Goal of the exercise>
Below is some material; transcribe all of it exactly.
** Start Material for the task **
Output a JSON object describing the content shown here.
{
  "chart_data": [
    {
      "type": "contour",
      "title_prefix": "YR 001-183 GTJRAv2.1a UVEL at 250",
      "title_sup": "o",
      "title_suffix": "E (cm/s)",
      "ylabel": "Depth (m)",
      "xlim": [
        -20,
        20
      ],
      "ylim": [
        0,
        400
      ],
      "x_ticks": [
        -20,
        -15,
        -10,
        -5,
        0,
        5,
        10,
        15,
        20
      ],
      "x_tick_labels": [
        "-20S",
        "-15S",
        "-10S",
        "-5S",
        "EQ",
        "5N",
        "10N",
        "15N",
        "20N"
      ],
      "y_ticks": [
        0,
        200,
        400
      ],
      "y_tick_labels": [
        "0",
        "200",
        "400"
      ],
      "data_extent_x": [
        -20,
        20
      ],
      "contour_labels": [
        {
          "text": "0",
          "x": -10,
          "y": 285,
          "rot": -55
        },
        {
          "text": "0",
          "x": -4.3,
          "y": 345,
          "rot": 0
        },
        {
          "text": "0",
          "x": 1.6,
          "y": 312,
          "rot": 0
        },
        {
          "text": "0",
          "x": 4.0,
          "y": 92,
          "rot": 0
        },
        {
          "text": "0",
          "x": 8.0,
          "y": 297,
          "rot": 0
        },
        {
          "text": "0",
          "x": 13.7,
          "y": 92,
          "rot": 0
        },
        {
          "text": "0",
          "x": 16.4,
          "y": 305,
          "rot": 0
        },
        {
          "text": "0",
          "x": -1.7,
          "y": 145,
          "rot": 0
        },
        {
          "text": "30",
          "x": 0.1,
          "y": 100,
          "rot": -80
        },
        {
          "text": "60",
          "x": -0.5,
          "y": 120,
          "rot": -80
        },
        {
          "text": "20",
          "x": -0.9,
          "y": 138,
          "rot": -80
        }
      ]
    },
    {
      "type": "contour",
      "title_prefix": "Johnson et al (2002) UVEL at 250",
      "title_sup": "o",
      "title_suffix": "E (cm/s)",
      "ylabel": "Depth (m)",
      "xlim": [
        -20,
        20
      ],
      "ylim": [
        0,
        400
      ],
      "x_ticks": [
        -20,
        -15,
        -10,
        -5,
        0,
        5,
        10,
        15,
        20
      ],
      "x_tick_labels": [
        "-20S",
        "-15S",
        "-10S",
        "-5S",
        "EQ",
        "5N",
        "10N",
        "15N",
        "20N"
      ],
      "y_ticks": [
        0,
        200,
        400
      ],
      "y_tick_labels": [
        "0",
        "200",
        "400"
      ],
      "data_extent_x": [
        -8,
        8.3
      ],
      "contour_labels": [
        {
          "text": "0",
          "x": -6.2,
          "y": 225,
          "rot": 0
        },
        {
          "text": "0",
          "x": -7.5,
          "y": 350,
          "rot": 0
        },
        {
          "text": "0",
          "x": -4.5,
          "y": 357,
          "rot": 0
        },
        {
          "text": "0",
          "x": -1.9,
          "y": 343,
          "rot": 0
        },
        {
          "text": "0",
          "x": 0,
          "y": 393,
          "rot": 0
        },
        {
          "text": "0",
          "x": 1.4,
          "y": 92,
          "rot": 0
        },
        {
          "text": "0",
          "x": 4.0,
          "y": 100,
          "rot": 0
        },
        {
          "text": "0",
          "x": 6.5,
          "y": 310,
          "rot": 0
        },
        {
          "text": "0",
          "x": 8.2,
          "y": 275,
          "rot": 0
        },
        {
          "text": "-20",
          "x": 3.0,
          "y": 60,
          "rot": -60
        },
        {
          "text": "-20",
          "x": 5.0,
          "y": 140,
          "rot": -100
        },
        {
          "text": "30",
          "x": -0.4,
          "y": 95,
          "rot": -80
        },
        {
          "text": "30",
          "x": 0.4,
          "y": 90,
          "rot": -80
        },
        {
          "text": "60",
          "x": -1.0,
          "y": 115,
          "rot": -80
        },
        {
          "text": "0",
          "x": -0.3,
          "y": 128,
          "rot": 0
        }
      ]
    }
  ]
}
** End Material for the task **
Result for this task>
Output a JSON object describing the content shown here.
{
  "chart_data": [
    {
      "type": "contour",
      "title_prefix": "YR 001-183 GTJRAv2.1a UVEL at 250",
      "title_sup": "o",
      "title_suffix": "E (cm/s)",
      "ylabel": "Depth (m)",
      "xlim": [
        -20,
        20
      ],
      "ylim": [
        0,
        400
      ],
      "x_ticks": [
        -20,
        -15,
        -10,
        -5,
        0,
        5,
        10,
        15,
        20
      ],
      "x_tick_labels": [
        "-20S",
        "-15S",
        "-10S",
        "-5S",
        "EQ",
        "5N",
        "10N",
        "15N",
        "20N"
      ],
      "y_ticks": [
        0,
        200,
        400
      ],
      "y_tick_labels": [
        "0",
        "200",
        "400"
      ],
      "data_extent_x": [
        -20,
        20
      ],
      "contour_labels": [
        {
          "text": "0",
          "x": -10,
          "y": 285,
          "rot": -55
        },
        {
          "text": "0",
          "x": -4.3,
          "y": 345,
          "rot": 0
        },
        {
          "text": "0",
          "x": 1.6,
          "y": 312,
          "rot": 0
        },
        {
          "text": "0",
          "x": 4.0,
          "y": 92,
          "rot": 0
        },
        {
          "text": "0",
          "x": 8.0,
          "y": 297,
          "rot": 0
        },
        {
          "text": "0",
          "x": 13.7,
          "y": 92,
          "rot": 0
        },
        {
          "text": "0",
          "x": 16.4,
          "y": 305,
          "rot": 0
        },
        {
          "text": "0",
          "x": -1.7,
          "y": 145,
          "rot": 0
        },
        {
          "text": "30",
          "x": 0.1,
          "y": 100,
          "rot": -80
        },
        {
          "text": "60",
          "x": -0.5,
          "y": 120,
          "rot": -80
        },
        {
          "text": "20",
          "x": -0.9,
          "y": 138,
          "rot": -80
        }
      ]
    },
    {
      "type": "contour",
      "title_prefix": "Johnson et al (2002) UVEL at 250",
      "title_sup": "o",
      "title_suffix": "E (cm/s)",
      "ylabel": "Depth (m)",
      "xlim": [
        -20,
        20
      ],
      "ylim": [
        0,
        400
      ],
      "x_ticks": [
        -20,
        -15,
        -10,
        -5,
        0,
        5,
        10,
        15,
        20
      ],
      "x_tick_labels": [
        "-20S",
        "-15S",
        "-10S",
        "-5S",
        "EQ",
        "5N",
        "10N",
        "15N",
        "20N"
      ],
      "y_ticks": [
        0,
        200,
        400
      ],
      "y_tick_labels": [
        "0",
        "200",
        "400"
      ],
      "data_extent_x": [
        -8,
        8.3
      ],
      "contour_labels": [
        {
          "text": "0",
          "x": -6.2,
          "y": 225,
          "rot": 0
        },
        {
          "text": "0",
          "x": -7.5,
          "y": 350,
          "rot": 0
        },
        {
          "text": "0",
          "x": -4.5,
          "y": 357,
          "rot": 0
        },
        {
          "text": "0",
          "x": -1.9,
          "y": 343,
          "rot": 0
        },
        {
          "text": "0",
          "x": 0,
          "y": 393,
          "rot": 0
        },
        {
          "text": "0",
          "x": 1.4,
          "y": 92,
          "rot": 0
        },
        {
          "text": "0",
          "x": 4.0,
          "y": 100,
          "rot": 0
        },
        {
          "text": "0",
          "x": 6.5,
          "y": 310,
          "rot": 0
        },
        {
          "text": "0",
          "x": 8.2,
          "y": 275,
          "rot": 0
        },
        {
          "text": "-20",
          "x": 3.0,
          "y": 60,
          "rot": -60
        },
        {
          "text": "-20",
          "x": 5.0,
          "y": 140,
          "rot": -100
        },
        {
          "text": "30",
          "x": -0.4,
          "y": 95,
          "rot": -80
        },
        {
          "text": "30",
          "x": 0.4,
          "y": 90,
          "rot": -80
        },
        {
          "text": "60",
          "x": -1.0,
          "y": 115,
          "rot": -80
        },
        {
          "text": "0",
          "x": -0.3,
          "y": 128,
          "rot": 0
        }
      ]
    }
  ]
}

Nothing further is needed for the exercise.